▶ Goal
Copy every entry precisely.
# START OF Data provided
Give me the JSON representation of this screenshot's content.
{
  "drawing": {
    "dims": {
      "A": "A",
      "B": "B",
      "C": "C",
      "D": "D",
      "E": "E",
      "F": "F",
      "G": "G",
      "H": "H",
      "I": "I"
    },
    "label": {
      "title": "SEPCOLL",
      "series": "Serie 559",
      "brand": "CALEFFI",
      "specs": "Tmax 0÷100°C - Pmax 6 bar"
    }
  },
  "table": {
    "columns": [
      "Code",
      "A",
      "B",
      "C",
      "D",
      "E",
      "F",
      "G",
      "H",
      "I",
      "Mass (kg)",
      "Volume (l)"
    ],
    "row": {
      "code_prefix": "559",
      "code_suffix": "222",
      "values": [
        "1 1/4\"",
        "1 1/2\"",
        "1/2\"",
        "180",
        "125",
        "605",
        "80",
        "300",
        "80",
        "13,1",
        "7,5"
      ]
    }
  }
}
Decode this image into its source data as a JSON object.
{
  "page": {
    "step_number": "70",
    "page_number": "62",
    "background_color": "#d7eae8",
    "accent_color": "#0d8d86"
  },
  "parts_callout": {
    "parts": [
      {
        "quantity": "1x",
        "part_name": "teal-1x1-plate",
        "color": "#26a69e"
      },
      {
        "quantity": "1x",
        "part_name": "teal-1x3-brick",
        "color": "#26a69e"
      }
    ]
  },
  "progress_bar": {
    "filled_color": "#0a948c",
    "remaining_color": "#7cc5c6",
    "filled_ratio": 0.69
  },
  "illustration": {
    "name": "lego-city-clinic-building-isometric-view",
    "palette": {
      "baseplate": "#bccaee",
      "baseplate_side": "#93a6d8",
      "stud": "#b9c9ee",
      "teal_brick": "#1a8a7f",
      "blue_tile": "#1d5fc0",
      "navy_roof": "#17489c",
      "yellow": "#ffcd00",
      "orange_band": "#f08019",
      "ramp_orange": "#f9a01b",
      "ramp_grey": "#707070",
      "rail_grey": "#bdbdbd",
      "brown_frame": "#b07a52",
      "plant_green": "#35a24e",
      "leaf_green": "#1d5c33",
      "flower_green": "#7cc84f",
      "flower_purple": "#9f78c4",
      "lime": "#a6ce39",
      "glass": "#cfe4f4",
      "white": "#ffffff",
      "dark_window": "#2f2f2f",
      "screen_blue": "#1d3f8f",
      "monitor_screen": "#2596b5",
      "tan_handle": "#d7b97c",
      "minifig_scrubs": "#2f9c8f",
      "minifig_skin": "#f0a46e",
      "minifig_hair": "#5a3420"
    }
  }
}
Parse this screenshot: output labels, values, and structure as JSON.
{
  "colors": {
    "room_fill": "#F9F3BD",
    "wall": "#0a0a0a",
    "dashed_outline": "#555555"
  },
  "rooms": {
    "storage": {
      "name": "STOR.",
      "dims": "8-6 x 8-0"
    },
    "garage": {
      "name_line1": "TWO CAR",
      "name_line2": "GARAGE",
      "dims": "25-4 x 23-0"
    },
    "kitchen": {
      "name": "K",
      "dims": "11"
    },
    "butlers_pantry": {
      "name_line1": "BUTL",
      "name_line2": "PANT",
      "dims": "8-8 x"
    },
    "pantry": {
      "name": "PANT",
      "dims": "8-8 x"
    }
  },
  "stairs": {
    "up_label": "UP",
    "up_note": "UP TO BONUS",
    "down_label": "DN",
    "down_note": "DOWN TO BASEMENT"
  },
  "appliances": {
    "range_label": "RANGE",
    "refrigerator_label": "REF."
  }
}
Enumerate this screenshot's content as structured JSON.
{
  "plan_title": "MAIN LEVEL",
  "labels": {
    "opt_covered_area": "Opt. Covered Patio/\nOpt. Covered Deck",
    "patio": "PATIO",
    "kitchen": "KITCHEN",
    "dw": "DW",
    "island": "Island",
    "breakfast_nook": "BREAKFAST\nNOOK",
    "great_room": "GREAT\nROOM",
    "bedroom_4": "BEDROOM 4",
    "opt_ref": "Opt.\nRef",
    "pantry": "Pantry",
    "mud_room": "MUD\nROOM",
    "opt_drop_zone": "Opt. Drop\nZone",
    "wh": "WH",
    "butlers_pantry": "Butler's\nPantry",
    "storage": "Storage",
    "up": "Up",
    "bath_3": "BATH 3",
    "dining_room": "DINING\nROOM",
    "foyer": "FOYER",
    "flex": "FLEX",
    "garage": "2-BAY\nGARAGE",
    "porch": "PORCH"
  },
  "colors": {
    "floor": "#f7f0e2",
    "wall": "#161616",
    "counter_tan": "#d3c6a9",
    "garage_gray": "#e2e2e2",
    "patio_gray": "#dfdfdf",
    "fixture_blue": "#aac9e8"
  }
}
# END OF Data provided
▶ Solution to this exercise
Give me the JSON representation of this screenshot's content.
{
  "drawing": {
    "dims": {
      "A": "A",
      "B": "B",
      "C": "C",
      "D": "D",
      "E": "E",
      "F": "F",
      "G": "G",
      "H": "H",
      "I": "I"
    },
    "label": {
      "title": "SEPCOLL",
      "series": "Serie 559",
      "brand": "CALEFFI",
      "specs": "Tmax 0÷100°C - Pmax 6 bar"
    }
  },
  "table": {
    "columns": [
      "Code",
      "A",
      "B",
      "C",
      "D",
      "E",
      "F",
      "G",
      "H",
      "I",
      "Mass (kg)",
      "Volume (l)"
    ],
    "row": {
      "code_prefix": "559",
      "code_suffix": "222",
      "values": [
        "1 1/4\"",
        "1 1/2\"",
        "1/2\"",
        "180",
        "125",
        "605",
        "80",
        "300",
        "80",
        "13,1",
        "7,5"
      ]
    }
  }
}
Decode this image into its source data as a JSON object.
{
  "page": {
    "step_number": "70",
    "page_number": "62",
    "background_color": "#d7eae8",
    "accent_color": "#0d8d86"
  },
  "parts_callout": {
    "parts": [
      {
        "quantity": "1x",
        "part_name": "teal-1x1-plate",
        "color": "#26a69e"
      },
      {
        "quantity": "1x",
        "part_name": "teal-1x3-brick",
        "color": "#26a69e"
      }
    ]
  },
  "progress_bar": {
    "filled_color": "#0a948c",
    "remaining_color": "#7cc5c6",
    "filled_ratio": 0.69
  },
  "illustration": {
    "name": "lego-city-clinic-building-isometric-view",
    "palette": {
      "baseplate": "#bccaee",
      "baseplate_side": "#93a6d8",
      "stud": "#b9c9ee",
      "teal_brick": "#1a8a7f",
      "blue_tile": "#1d5fc0",
      "navy_roof": "#17489c",
      "yellow": "#ffcd00",
      "orange_band": "#f08019",
      "ramp_orange": "#f9a01b",
      "ramp_grey": "#707070",
      "rail_grey": "#bdbdbd",
      "brown_frame": "#b07a52",
      "plant_green": "#35a24e",
      "leaf_green": "#1d5c33",
      "flower_green": "#7cc84f",
      "flower_purple": "#9f78c4",
      "lime": "#a6ce39",
      "glass": "#cfe4f4",
      "white": "#ffffff",
      "dark_window": "#2f2f2f",
      "screen_blue": "#1d3f8f",
      "monitor_screen": "#2596b5",
      "tan_handle": "#d7b97c",
      "minifig_scrubs": "#2f9c8f",
      "minifig_skin": "#f0a46e",
      "minifig_hair": "#5a3420"
    }
  }
}
Parse this screenshot: output labels, values, and structure as JSON.
{
  "colors": {
    "room_fill": "#F9F3BD",
    "wall": "#0a0a0a",
    "dashed_outline": "#555555"
  },
  "rooms": {
    "storage": {
      "name": "STOR.",
      "dims": "8-6 x 8-0"
    },
    "garage": {
      "name_line1": "TWO CAR",
      "name_line2": "GARAGE",
      "dims": "25-4 x 23-0"
    },
    "kitchen": {
      "name": "K",
      "dims": "11"
    },
    "butlers_pantry": {
      "name_line1": "BUTL",
      "name_line2": "PANT",
      "dims": "8-8 x"
    },
    "pantry": {
      "name": "PANT",
      "dims": "8-8 x"
    }
  },
  "stairs": {
    "up_label": "UP",
    "up_note": "UP TO BONUS",
    "down_label": "DN",
    "down_note": "DOWN TO BASEMENT"
  },
  "appliances": {
    "range_label": "RANGE",
    "refrigerator_label": "REF."
  }
}
Enumerate this screenshot's content as structured JSON.
{
  "plan_title": "MAIN LEVEL",
  "labels": {
    "opt_covered_area": "Opt. Covered Patio/\nOpt. Covered Deck",
    "patio": "PATIO",
    "kitchen": "KITCHEN",
    "dw": "DW",
    "island": "Island",
    "breakfast_nook": "BREAKFAST\nNOOK",
    "great_room": "GREAT\nROOM",
    "bedroom_4": "BEDROOM 4",
    "opt_ref": "Opt.\nRef",
    "pantry": "Pantry",
    "mud_room": "MUD\nROOM",
    "opt_drop_zone": "Opt. Drop\nZone",
    "wh": "WH",
    "butlers_pantry": "Butler's\nPantry",
    "storage": "Storage",
    "up": "Up",
    "bath_3": "BATH 3",
    "dining_room": "DINING\nROOM",
    "foyer": "FOYER",
    "flex": "FLEX",
    "garage": "2-BAY\nGARAGE",
    "porch": "PORCH"
  },
  "colors": {
    "floor": "#f7f0e2",
    "wall": "#161616",
    "counter_tan": "#d3c6a9",
    "garage_gray": "#e2e2e2",
    "patio_gray": "#dfdfdf",
    "fixture_blue": "#aac9e8"
  }
}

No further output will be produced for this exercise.